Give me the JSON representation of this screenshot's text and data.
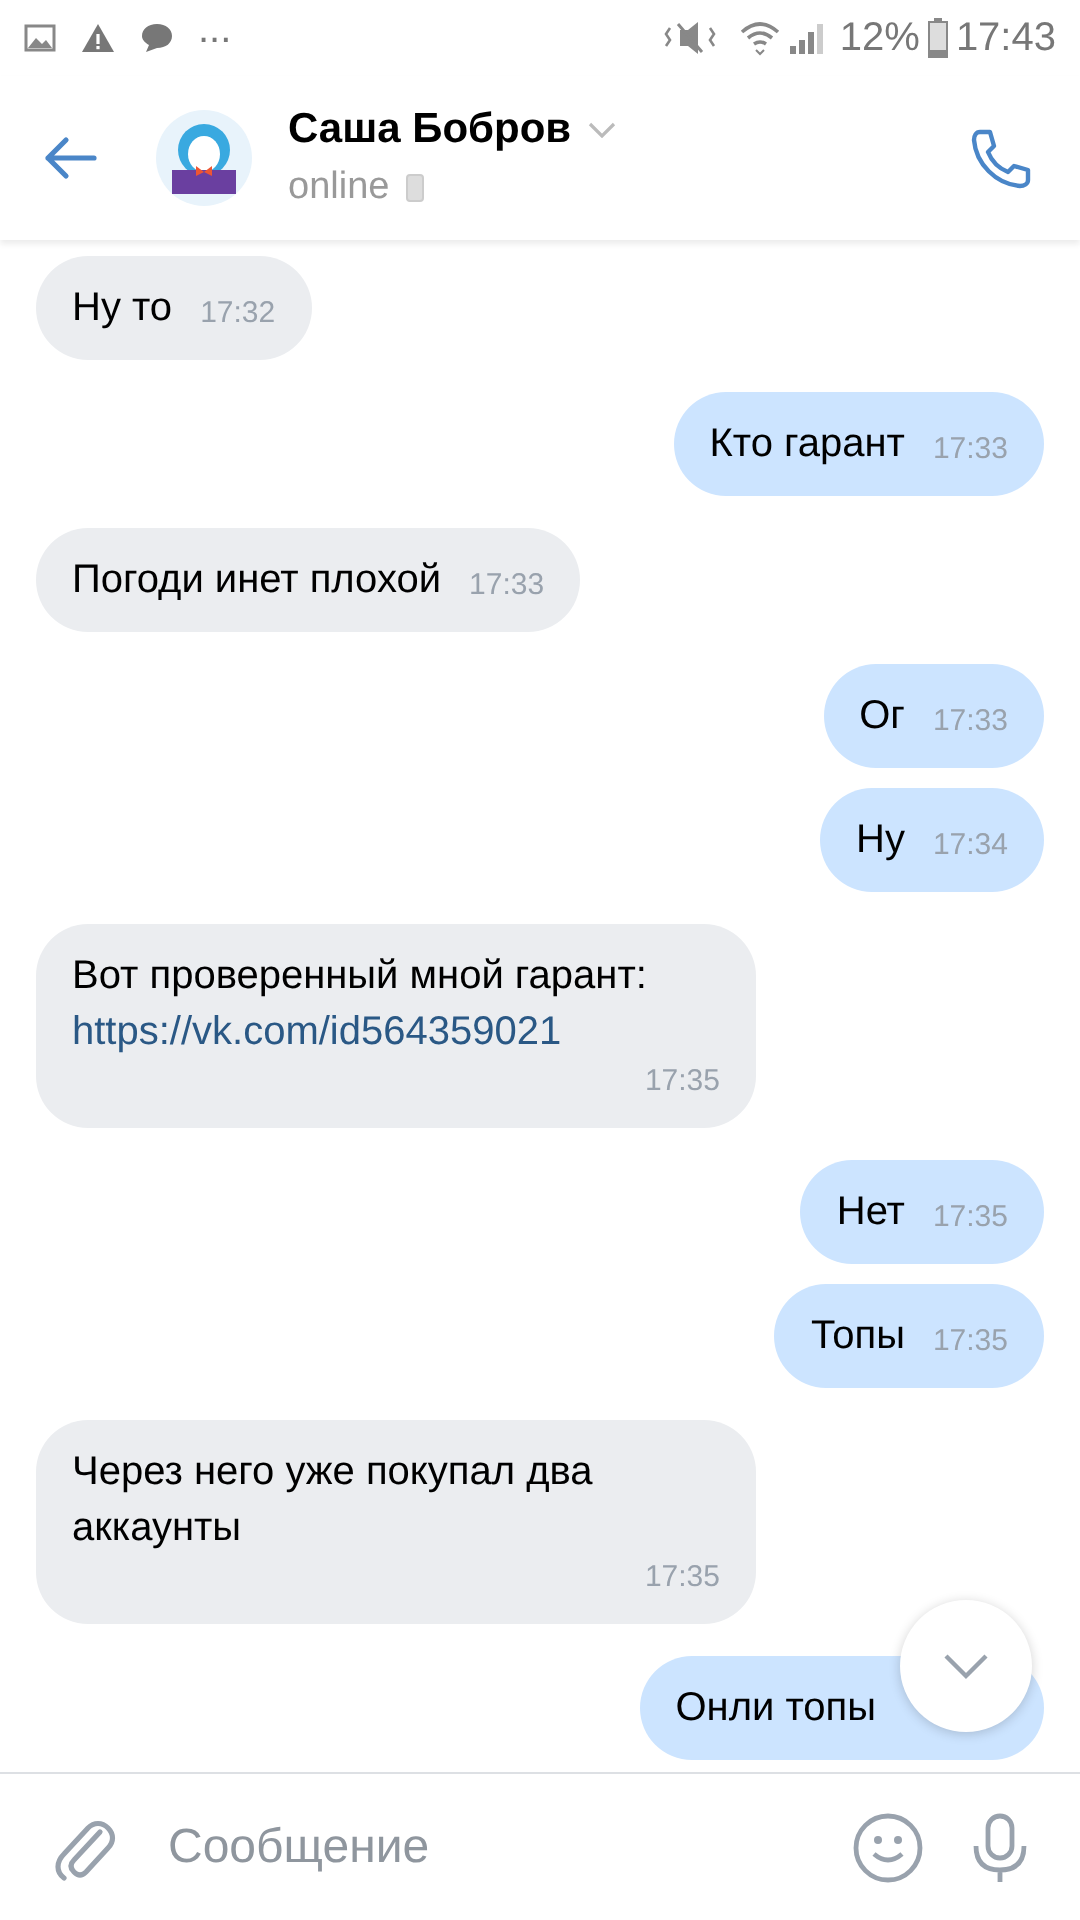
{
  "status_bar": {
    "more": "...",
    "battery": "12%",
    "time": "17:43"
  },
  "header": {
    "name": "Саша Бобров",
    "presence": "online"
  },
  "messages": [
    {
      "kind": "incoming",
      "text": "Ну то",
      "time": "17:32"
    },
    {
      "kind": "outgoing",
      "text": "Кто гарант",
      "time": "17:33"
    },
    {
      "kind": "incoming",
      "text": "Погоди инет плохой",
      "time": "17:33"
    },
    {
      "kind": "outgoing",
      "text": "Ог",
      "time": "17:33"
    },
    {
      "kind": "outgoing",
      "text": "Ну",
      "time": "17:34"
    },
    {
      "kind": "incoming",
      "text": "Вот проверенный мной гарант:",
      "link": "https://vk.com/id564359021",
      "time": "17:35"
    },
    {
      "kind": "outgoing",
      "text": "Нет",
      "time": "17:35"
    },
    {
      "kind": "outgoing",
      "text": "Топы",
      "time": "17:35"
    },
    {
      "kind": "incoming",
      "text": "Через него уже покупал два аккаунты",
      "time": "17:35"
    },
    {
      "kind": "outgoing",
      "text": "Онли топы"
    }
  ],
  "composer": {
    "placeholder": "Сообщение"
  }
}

+++

• Task objective:
Where a line of the entries contains the word "text", copy that line.

• Exercise answer:
Give me the JSON representation of this screenshot's text and data.
      "text": "Ну то",
      "text": "Кто гарант",
      "text": "Погоди инет плохой",
      "text": "Ог",
      "text": "Ну",
      "text": "Вот проверенный мной гарант:",
      "text": "Нет",
      "text": "Топы",
      "text": "Через него уже покупал два аккаунты",
      "text": "Онли топы"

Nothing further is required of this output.